THE PROBLEM: Are you able to quote each entry exactly as written?

[Recorded data]
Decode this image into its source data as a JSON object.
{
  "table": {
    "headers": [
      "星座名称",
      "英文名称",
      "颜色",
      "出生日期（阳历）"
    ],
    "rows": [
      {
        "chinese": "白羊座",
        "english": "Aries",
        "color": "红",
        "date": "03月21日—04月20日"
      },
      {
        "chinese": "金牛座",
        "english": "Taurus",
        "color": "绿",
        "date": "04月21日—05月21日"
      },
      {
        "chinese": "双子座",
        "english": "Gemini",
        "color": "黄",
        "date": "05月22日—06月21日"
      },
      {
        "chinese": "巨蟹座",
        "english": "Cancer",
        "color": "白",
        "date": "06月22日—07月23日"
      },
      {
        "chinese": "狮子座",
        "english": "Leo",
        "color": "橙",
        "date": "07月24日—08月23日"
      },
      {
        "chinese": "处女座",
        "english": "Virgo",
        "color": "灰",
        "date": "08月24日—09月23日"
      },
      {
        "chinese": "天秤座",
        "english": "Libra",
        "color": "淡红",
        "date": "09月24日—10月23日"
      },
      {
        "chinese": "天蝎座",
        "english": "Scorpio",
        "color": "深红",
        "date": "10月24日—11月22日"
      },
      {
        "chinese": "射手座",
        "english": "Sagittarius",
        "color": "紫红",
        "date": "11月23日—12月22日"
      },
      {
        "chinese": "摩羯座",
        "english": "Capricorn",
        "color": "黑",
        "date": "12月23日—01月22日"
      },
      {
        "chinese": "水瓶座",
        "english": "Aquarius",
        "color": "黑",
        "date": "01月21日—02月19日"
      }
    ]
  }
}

EXERCISE SOLUTION:
Decode this image into its source data as a JSON object.
{
  "table": {
    "headers": [
      "星座名称",
      "英文名称",
      "颜色",
      "出生日期（阳历）"
    ],
    "rows": [
      {
        "chinese": "白羊座",
        "english": "Aries",
        "color": "红",
        "date": "03月21日—04月20日"
      },
      {
        "chinese": "金牛座",
        "english": "Taurus",
        "color": "绿",
        "date": "04月21日—05月21日"
      },
      {
        "chinese": "双子座",
        "english": "Gemini",
        "color": "黄",
        "date": "05月22日—06月21日"
      },
      {
        "chinese": "巨蟹座",
        "english": "Cancer",
        "color": "白",
        "date": "06月22日—07月23日"
      },
      {
        "chinese": "狮子座",
        "english": "Leo",
        "color": "橙",
        "date": "07月24日—08月23日"
      },
      {
        "chinese": "处女座",
        "english": "Virgo",
        "color": "灰",
        "date": "08月24日—09月23日"
      },
      {
        "chinese": "天秤座",
        "english": "Libra",
        "color": "淡红",
        "date": "09月24日—10月23日"
      },
      {
        "chinese": "天蝎座",
        "english": "Scorpio",
        "color": "深红",
        "date": "10月24日—11月22日"
      },
      {
        "chinese": "射手座",
        "english": "Sagittarius",
        "color": "紫红",
        "date": "11月23日—12月22日"
      },
      {
        "chinese": "摩羯座",
        "english": "Capricorn",
        "color": "黑",
        "date": "12月23日—01月22日"
      },
      {
        "chinese": "水瓶座",
        "english": "Aquarius",
        "color": "黑",
        "date": "01月21日—02月19日"
      }
    ]
  }
}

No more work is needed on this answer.